- WORK TO BE COMPLETED -
Extract each line of the data and write it out again exactly.

- RECORDS -
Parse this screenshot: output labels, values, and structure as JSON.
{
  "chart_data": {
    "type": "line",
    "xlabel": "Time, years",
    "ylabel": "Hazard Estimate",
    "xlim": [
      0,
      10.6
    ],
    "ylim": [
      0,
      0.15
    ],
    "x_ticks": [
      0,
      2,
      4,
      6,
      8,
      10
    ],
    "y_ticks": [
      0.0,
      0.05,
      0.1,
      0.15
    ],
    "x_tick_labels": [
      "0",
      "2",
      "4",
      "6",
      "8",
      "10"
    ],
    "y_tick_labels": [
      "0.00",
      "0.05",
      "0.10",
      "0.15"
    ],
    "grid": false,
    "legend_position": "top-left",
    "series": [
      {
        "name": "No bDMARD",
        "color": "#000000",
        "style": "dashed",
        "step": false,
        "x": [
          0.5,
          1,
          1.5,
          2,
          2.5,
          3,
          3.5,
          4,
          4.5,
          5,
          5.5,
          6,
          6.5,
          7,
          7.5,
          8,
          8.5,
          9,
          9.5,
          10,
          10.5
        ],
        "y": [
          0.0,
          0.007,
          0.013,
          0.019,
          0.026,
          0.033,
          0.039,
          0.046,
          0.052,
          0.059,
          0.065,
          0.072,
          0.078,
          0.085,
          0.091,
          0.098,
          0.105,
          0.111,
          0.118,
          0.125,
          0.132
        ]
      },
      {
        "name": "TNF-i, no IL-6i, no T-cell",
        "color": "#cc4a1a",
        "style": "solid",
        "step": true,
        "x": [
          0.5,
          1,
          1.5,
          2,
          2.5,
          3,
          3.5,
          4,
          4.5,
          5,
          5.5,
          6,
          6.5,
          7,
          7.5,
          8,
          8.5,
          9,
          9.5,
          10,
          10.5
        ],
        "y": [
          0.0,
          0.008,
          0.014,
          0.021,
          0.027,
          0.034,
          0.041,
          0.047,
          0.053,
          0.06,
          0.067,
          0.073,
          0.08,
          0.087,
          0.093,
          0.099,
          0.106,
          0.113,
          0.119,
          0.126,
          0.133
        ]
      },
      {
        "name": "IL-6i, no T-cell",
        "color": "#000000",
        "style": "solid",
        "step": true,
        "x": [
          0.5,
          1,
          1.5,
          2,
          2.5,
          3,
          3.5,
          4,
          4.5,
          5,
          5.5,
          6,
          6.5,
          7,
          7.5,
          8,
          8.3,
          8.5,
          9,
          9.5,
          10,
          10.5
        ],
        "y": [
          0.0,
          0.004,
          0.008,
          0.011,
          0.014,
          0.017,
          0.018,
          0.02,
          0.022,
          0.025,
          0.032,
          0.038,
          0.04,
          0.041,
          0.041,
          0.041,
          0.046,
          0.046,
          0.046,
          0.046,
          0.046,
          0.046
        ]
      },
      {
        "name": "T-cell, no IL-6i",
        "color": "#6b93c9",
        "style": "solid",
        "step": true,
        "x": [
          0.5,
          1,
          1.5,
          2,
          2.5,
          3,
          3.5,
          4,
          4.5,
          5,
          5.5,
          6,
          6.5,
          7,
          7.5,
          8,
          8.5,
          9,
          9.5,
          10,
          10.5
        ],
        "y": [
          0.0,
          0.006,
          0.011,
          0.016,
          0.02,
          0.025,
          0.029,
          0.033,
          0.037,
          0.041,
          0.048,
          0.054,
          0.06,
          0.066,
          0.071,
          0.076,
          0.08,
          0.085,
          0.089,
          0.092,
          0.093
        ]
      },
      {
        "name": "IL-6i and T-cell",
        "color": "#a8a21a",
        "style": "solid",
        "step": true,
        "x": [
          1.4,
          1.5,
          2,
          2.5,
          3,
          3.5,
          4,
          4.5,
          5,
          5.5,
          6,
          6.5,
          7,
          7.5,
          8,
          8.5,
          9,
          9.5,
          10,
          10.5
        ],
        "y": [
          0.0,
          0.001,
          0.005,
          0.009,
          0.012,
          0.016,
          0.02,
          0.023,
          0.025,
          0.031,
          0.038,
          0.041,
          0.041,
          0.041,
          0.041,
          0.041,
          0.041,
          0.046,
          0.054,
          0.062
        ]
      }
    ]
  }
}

- TASK OUTPUT -
Parse this screenshot: output labels, values, and structure as JSON.
{
  "chart_data": {
    "type": "line",
    "xlabel": "Time, years",
    "ylabel": "Hazard Estimate",
    "xlim": [
      0,
      10.6
    ],
    "ylim": [
      0,
      0.15
    ],
    "x_ticks": [
      0,
      2,
      4,
      6,
      8,
      10
    ],
    "y_ticks": [
      0.0,
      0.05,
      0.1,
      0.15
    ],
    "x_tick_labels": [
      "0",
      "2",
      "4",
      "6",
      "8",
      "10"
    ],
    "y_tick_labels": [
      "0.00",
      "0.05",
      "0.10",
      "0.15"
    ],
    "grid": false,
    "legend_position": "top-left",
    "series": [
      {
        "name": "No bDMARD",
        "color": "#000000",
        "style": "dashed",
        "step": false,
        "x": [
          0.5,
          1,
          1.5,
          2,
          2.5,
          3,
          3.5,
          4,
          4.5,
          5,
          5.5,
          6,
          6.5,
          7,
          7.5,
          8,
          8.5,
          9,
          9.5,
          10,
          10.5
        ],
        "y": [
          0.0,
          0.007,
          0.013,
          0.019,
          0.026,
          0.033,
          0.039,
          0.046,
          0.052,
          0.059,
          0.065,
          0.072,
          0.078,
          0.085,
          0.091,
          0.098,
          0.105,
          0.111,
          0.118,
          0.125,
          0.132
        ]
      },
      {
        "name": "TNF-i, no IL-6i, no T-cell",
        "color": "#cc4a1a",
        "style": "solid",
        "step": true,
        "x": [
          0.5,
          1,
          1.5,
          2,
          2.5,
          3,
          3.5,
          4,
          4.5,
          5,
          5.5,
          6,
          6.5,
          7,
          7.5,
          8,
          8.5,
          9,
          9.5,
          10,
          10.5
        ],
        "y": [
          0.0,
          0.008,
          0.014,
          0.021,
          0.027,
          0.034,
          0.041,
          0.047,
          0.053,
          0.06,
          0.067,
          0.073,
          0.08,
          0.087,
          0.093,
          0.099,
          0.106,
          0.113,
          0.119,
          0.126,
          0.133
        ]
      },
      {
        "name": "IL-6i, no T-cell",
        "color": "#000000",
        "style": "solid",
        "step": true,
        "x": [
          0.5,
          1,
          1.5,
          2,
          2.5,
          3,
          3.5,
          4,
          4.5,
          5,
          5.5,
          6,
          6.5,
          7,
          7.5,
          8,
          8.3,
          8.5,
          9,
          9.5,
          10,
          10.5
        ],
        "y": [
          0.0,
          0.004,
          0.008,
          0.011,
          0.014,
          0.017,
          0.018,
          0.02,
          0.022,
          0.025,
          0.032,
          0.038,
          0.04,
          0.041,
          0.041,
          0.041,
          0.046,
          0.046,
          0.046,
          0.046,
          0.046,
          0.046
        ]
      },
      {
        "name": "T-cell, no IL-6i",
        "color": "#6b93c9",
        "style": "solid",
        "step": true,
        "x": [
          0.5,
          1,
          1.5,
          2,
          2.5,
          3,
          3.5,
          4,
          4.5,
          5,
          5.5,
          6,
          6.5,
          7,
          7.5,
          8,
          8.5,
          9,
          9.5,
          10,
          10.5
        ],
        "y": [
          0.0,
          0.006,
          0.011,
          0.016,
          0.02,
          0.025,
          0.029,
          0.033,
          0.037,
          0.041,
          0.048,
          0.054,
          0.06,
          0.066,
          0.071,
          0.076,
          0.08,
          0.085,
          0.089,
          0.092,
          0.093
        ]
      },
      {
        "name": "IL-6i and T-cell",
        "color": "#a8a21a",
        "style": "solid",
        "step": true,
        "x": [
          1.4,
          1.5,
          2,
          2.5,
          3,
          3.5,
          4,
          4.5,
          5,
          5.5,
          6,
          6.5,
          7,
          7.5,
          8,
          8.5,
          9,
          9.5,
          10,
          10.5
        ],
        "y": [
          0.0,
          0.001,
          0.005,
          0.009,
          0.012,
          0.016,
          0.02,
          0.023,
          0.025,
          0.031,
          0.038,
          0.041,
          0.041,
          0.041,
          0.041,
          0.041,
          0.041,
          0.046,
          0.054,
          0.062
        ]
      }
    ]
  }
}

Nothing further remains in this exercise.